[Data excerpts]

::::::::::

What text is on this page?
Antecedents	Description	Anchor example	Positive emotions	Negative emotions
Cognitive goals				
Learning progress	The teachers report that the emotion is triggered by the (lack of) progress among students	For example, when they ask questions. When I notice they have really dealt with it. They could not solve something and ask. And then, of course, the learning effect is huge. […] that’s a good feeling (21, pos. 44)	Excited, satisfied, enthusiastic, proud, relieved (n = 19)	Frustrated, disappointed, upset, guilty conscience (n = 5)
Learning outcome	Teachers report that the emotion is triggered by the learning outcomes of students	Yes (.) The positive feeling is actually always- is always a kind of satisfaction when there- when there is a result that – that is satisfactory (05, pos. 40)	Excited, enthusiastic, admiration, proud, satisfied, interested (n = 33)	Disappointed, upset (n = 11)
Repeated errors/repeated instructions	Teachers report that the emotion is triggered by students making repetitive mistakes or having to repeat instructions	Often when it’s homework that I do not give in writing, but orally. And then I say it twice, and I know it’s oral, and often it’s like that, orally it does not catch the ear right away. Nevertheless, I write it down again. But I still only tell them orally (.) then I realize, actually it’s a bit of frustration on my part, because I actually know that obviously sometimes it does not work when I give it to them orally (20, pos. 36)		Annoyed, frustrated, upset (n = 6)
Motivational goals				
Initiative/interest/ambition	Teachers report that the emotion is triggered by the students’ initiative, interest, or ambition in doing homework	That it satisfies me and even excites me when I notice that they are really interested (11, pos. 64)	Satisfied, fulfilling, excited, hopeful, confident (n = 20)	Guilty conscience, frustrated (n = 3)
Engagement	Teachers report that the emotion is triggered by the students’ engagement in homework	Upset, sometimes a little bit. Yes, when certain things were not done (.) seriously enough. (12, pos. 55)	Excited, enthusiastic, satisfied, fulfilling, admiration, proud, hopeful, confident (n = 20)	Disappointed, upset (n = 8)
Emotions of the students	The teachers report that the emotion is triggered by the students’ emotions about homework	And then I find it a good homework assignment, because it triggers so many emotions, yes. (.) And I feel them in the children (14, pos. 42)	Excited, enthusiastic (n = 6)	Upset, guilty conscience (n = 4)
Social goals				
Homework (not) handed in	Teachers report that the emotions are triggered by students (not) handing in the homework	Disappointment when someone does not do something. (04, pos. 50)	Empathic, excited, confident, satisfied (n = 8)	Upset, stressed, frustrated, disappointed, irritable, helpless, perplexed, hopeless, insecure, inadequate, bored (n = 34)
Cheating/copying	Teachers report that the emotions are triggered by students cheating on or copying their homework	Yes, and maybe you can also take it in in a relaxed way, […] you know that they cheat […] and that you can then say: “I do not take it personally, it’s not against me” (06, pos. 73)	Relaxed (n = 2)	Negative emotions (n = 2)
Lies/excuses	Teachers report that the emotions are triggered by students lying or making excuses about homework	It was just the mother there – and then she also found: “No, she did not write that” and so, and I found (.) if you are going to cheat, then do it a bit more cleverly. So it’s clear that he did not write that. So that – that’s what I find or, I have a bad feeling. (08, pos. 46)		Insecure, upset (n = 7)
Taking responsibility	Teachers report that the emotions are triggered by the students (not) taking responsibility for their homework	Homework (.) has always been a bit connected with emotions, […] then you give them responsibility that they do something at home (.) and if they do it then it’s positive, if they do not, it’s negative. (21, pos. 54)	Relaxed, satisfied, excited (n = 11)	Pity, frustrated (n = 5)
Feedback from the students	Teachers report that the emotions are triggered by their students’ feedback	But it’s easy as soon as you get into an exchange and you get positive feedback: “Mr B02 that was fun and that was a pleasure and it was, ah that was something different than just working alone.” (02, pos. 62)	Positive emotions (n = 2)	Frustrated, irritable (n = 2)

::::::::::

**Requirement**:
Return the whole listing exactly, with every line included.

**Full solution**:
What text is on this page?
Antecedents	Description	Anchor example	Positive emotions	Negative emotions
Cognitive goals				
Learning progress	The teachers report that the emotion is triggered by the (lack of) progress among students	For example, when they ask questions. When I notice they have really dealt with it. They could not solve something and ask. And then, of course, the learning effect is huge. […] that’s a good feeling (21, pos. 44)	Excited, satisfied, enthusiastic, proud, relieved (n = 19)	Frustrated, disappointed, upset, guilty conscience (n = 5)
Learning outcome	Teachers report that the emotion is triggered by the learning outcomes of students	Yes (.) The positive feeling is actually always- is always a kind of satisfaction when there- when there is a result that – that is satisfactory (05, pos. 40)	Excited, enthusiastic, admiration, proud, satisfied, interested (n = 33)	Disappointed, upset (n = 11)
Repeated errors/repeated instructions	Teachers report that the emotion is triggered by students making repetitive mistakes or having to repeat instructions	Often when it’s homework that I do not give in writing, but orally. And then I say it twice, and I know it’s oral, and often it’s like that, orally it does not catch the ear right away. Nevertheless, I write it down again. But I still only tell them orally (.) then I realize, actually it’s a bit of frustration on my part, because I actually know that obviously sometimes it does not work when I give it to them orally (20, pos. 36)		Annoyed, frustrated, upset (n = 6)
Motivational goals				
Initiative/interest/ambition	Teachers report that the emotion is triggered by the students’ initiative, interest, or ambition in doing homework	That it satisfies me and even excites me when I notice that they are really interested (11, pos. 64)	Satisfied, fulfilling, excited, hopeful, confident (n = 20)	Guilty conscience, frustrated (n = 3)
Engagement	Teachers report that the emotion is triggered by the students’ engagement in homework	Upset, sometimes a little bit. Yes, when certain things were not done (.) seriously enough. (12, pos. 55)	Excited, enthusiastic, satisfied, fulfilling, admiration, proud, hopeful, confident (n = 20)	Disappointed, upset (n = 8)
Emotions of the students	The teachers report that the emotion is triggered by the students’ emotions about homework	And then I find it a good homework assignment, because it triggers so many emotions, yes. (.) And I feel them in the children (14, pos. 42)	Excited, enthusiastic (n = 6)	Upset, guilty conscience (n = 4)
Social goals				
Homework (not) handed in	Teachers report that the emotions are triggered by students (not) handing in the homework	Disappointment when someone does not do something. (04, pos. 50)	Empathic, excited, confident, satisfied (n = 8)	Upset, stressed, frustrated, disappointed, irritable, helpless, perplexed, hopeless, insecure, inadequate, bored (n = 34)
Cheating/copying	Teachers report that the emotions are triggered by students cheating on or copying their homework	Yes, and maybe you can also take it in in a relaxed way, […] you know that they cheat […] and that you can then say: “I do not take it personally, it’s not against me” (06, pos. 73)	Relaxed (n = 2)	Negative emotions (n = 2)
Lies/excuses	Teachers report that the emotions are triggered by students lying or making excuses about homework	It was just the mother there – and then she also found: “No, she did not write that” and so, and I found (.) if you are going to cheat, then do it a bit more cleverly. So it’s clear that he did not write that. So that – that’s what I find or, I have a bad feeling. (08, pos. 46)		Insecure, upset (n = 7)
Taking responsibility	Teachers report that the emotions are triggered by the students (not) taking responsibility for their homework	Homework (.) has always been a bit connected with emotions, […] then you give them responsibility that they do something at home (.) and if they do it then it’s positive, if they do not, it’s negative. (21, pos. 54)	Relaxed, satisfied, excited (n = 11)	Pity, frustrated (n = 5)
Feedback from the students	Teachers report that the emotions are triggered by their students’ feedback	But it’s easy as soon as you get into an exchange and you get positive feedback: “Mr B02 that was fun and that was a pleasure and it was, ah that was something different than just working alone.” (02, pos. 62)	Positive emotions (n = 2)	Frustrated, irritable (n = 2)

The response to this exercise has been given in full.